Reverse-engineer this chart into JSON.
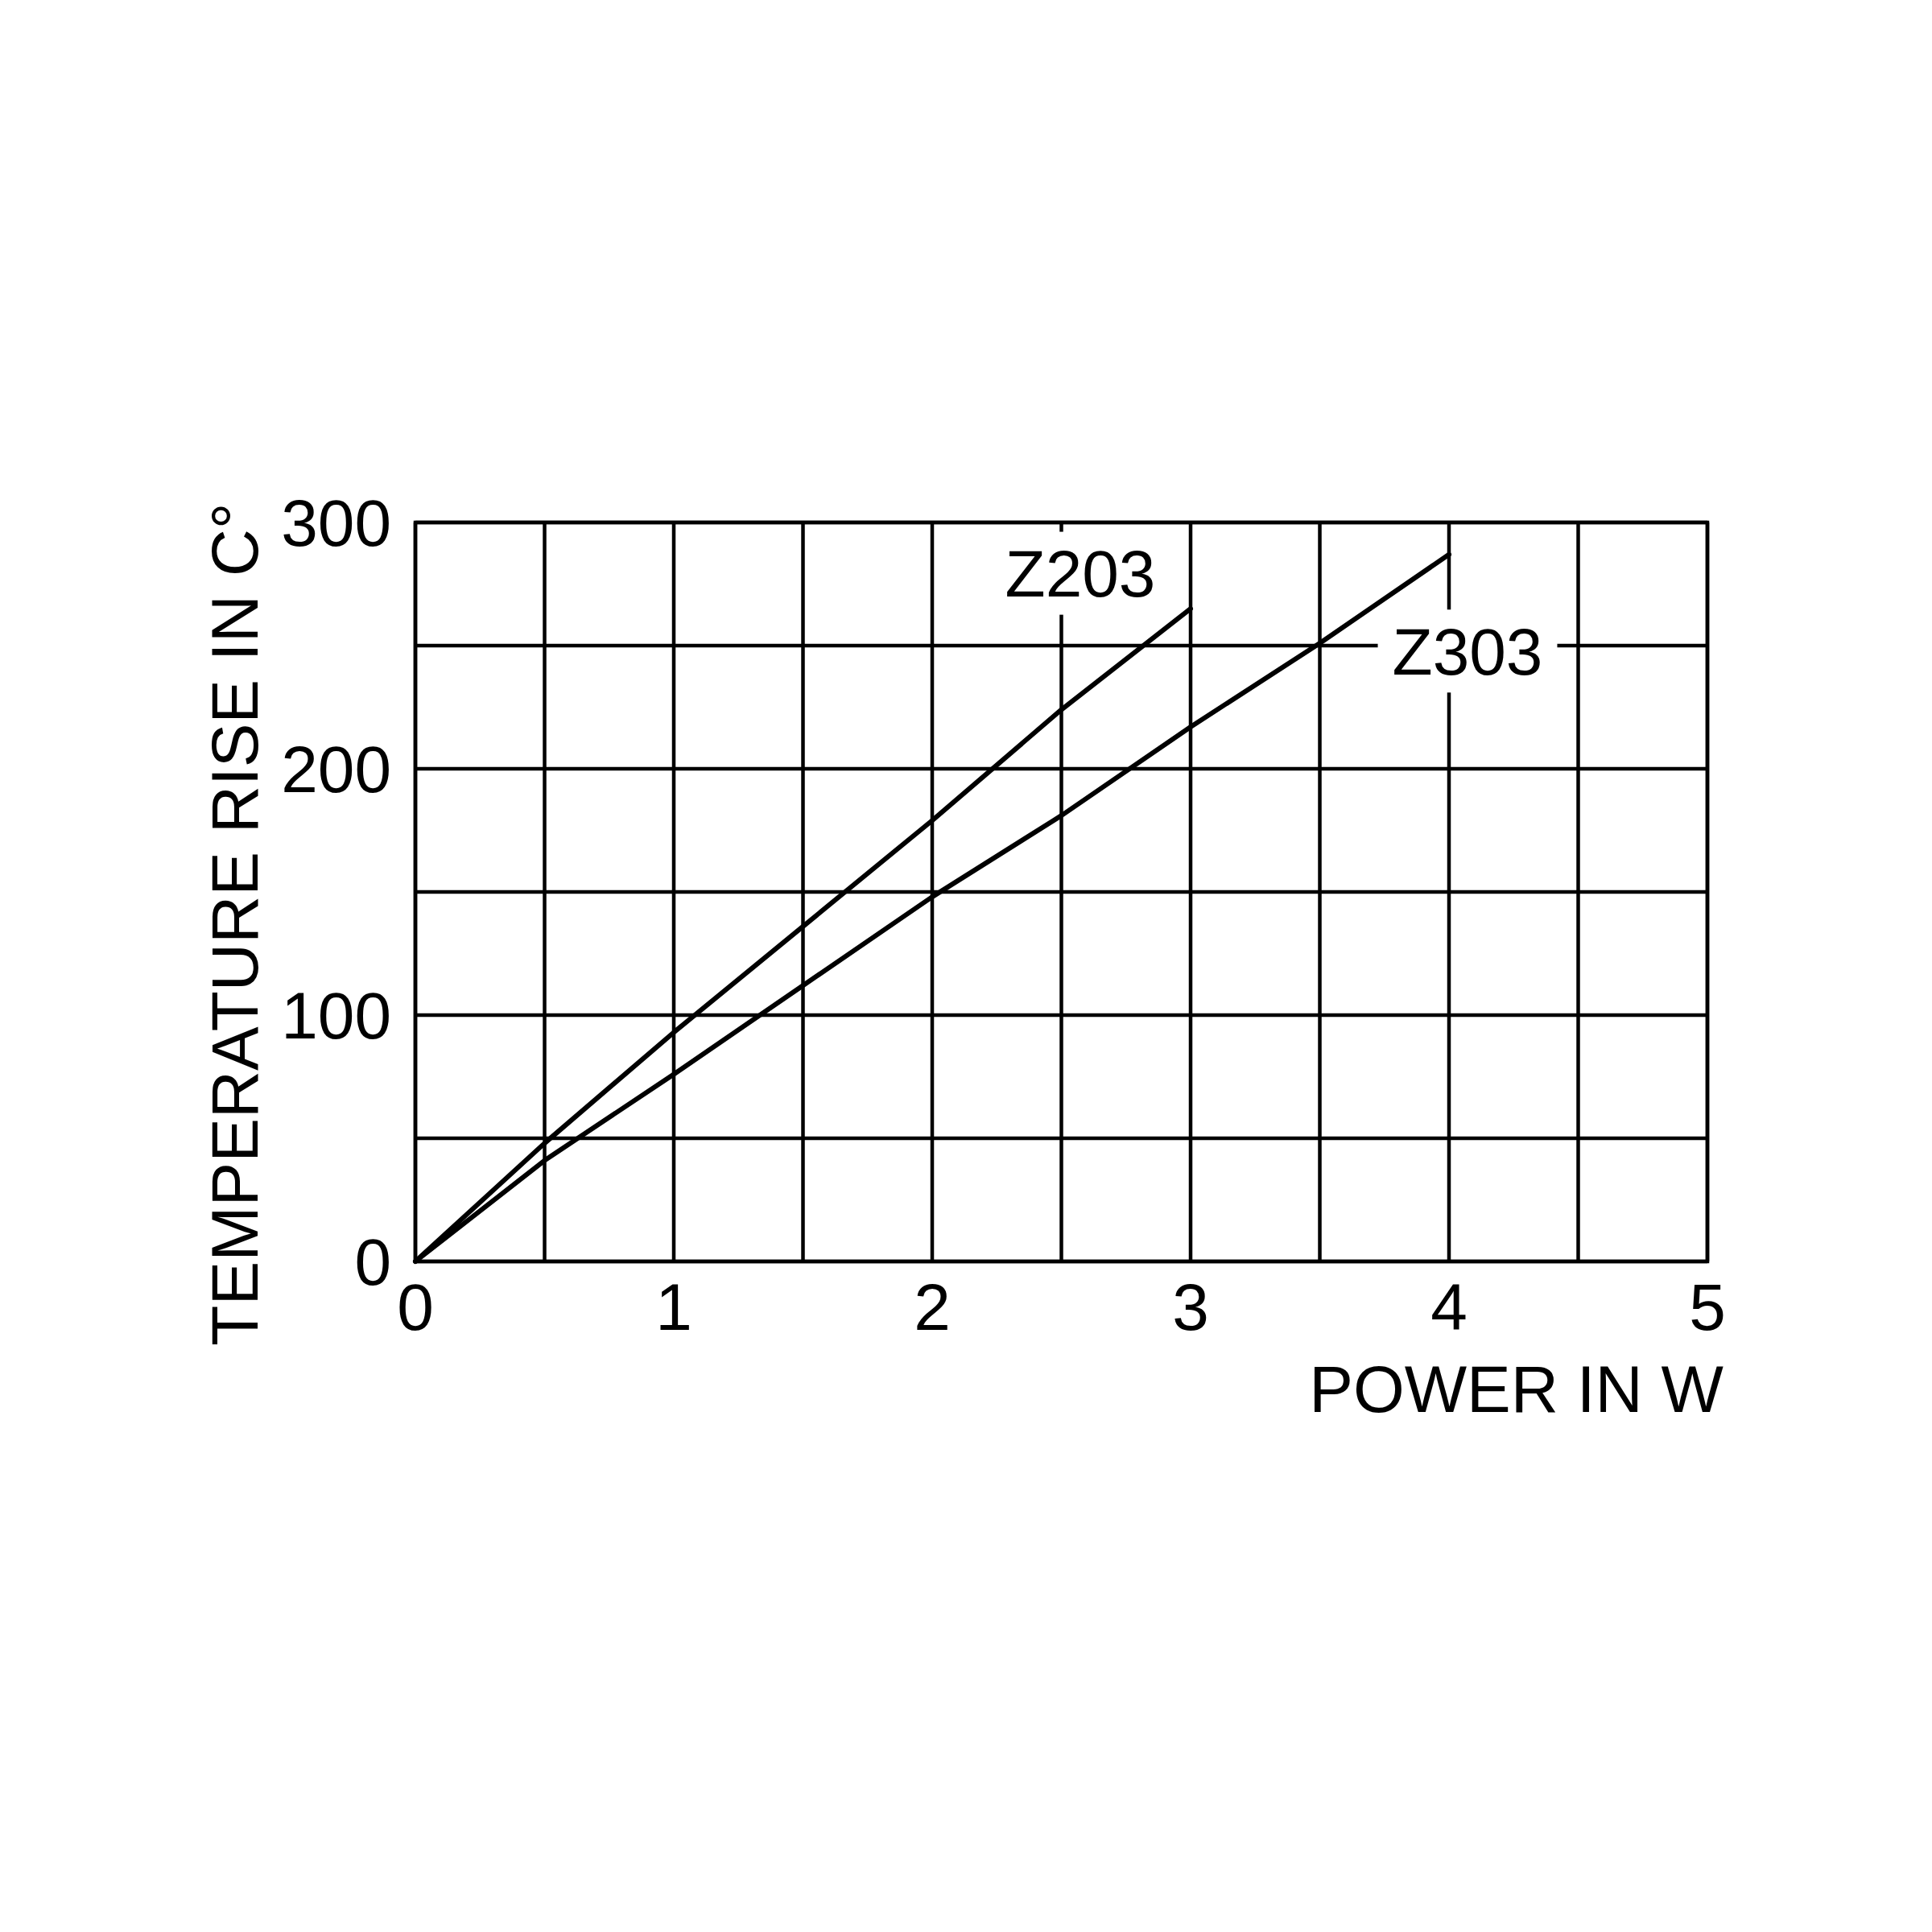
{
  "chart_data": {
    "type": "line",
    "xlabel": "POWER IN W",
    "ylabel": "TEMPERATURE RISE IN C°",
    "xlim": [
      0,
      5
    ],
    "ylim": [
      0,
      300
    ],
    "xticks": [
      0,
      {
        "value": 0.5,
        "label": null
      },
      1,
      {
        "value": 1.5,
        "label": null
      },
      2,
      {
        "value": 2.5,
        "label": null
      },
      3,
      {
        "value": 3.5,
        "label": null
      },
      4,
      {
        "value": 4.5,
        "label": null
      },
      5
    ],
    "yticks": [
      0,
      {
        "value": 50,
        "label": null
      },
      100,
      {
        "value": 150,
        "label": null
      },
      200,
      {
        "value": 250,
        "label": null
      },
      300
    ],
    "grid": true,
    "series": [
      {
        "name": "Z203",
        "color": "#000000",
        "x": [
          0,
          0.5,
          1,
          1.5,
          2,
          2.5,
          3
        ],
        "values": [
          0,
          48,
          93,
          136,
          179,
          224,
          265
        ]
      },
      {
        "name": "Z303",
        "color": "#000000",
        "x": [
          0,
          0.5,
          1,
          1.5,
          2,
          2.5,
          3,
          3.5,
          4
        ],
        "values": [
          0,
          41,
          76,
          112,
          148,
          181,
          217,
          251,
          287
        ]
      }
    ]
  }
}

|---|

_Do this_
Reproduce all of the material exactly, apart from the pictures.

_Result_
Reverse-engineer this chart into JSON.
{
  "chart_data": {
    "type": "line",
    "xlabel": "POWER IN W",
    "ylabel": "TEMPERATURE RISE IN C°",
    "xlim": [
      0,
      5
    ],
    "ylim": [
      0,
      300
    ],
    "xticks": [
      0,
      {
        "value": 0.5,
        "label": null
      },
      1,
      {
        "value": 1.5,
        "label": null
      },
      2,
      {
        "value": 2.5,
        "label": null
      },
      3,
      {
        "value": 3.5,
        "label": null
      },
      4,
      {
        "value": 4.5,
        "label": null
      },
      5
    ],
    "yticks": [
      0,
      {
        "value": 50,
        "label": null
      },
      100,
      {
        "value": 150,
        "label": null
      },
      200,
      {
        "value": 250,
        "label": null
      },
      300
    ],
    "grid": true,
    "series": [
      {
        "name": "Z203",
        "color": "#000000",
        "x": [
          0,
          0.5,
          1,
          1.5,
          2,
          2.5,
          3
        ],
        "values": [
          0,
          48,
          93,
          136,
          179,
          224,
          265
        ]
      },
      {
        "name": "Z303",
        "color": "#000000",
        "x": [
          0,
          0.5,
          1,
          1.5,
          2,
          2.5,
          3,
          3.5,
          4
        ],
        "values": [
          0,
          41,
          76,
          112,
          148,
          181,
          217,
          251,
          287
        ]
      }
    ]
  }
}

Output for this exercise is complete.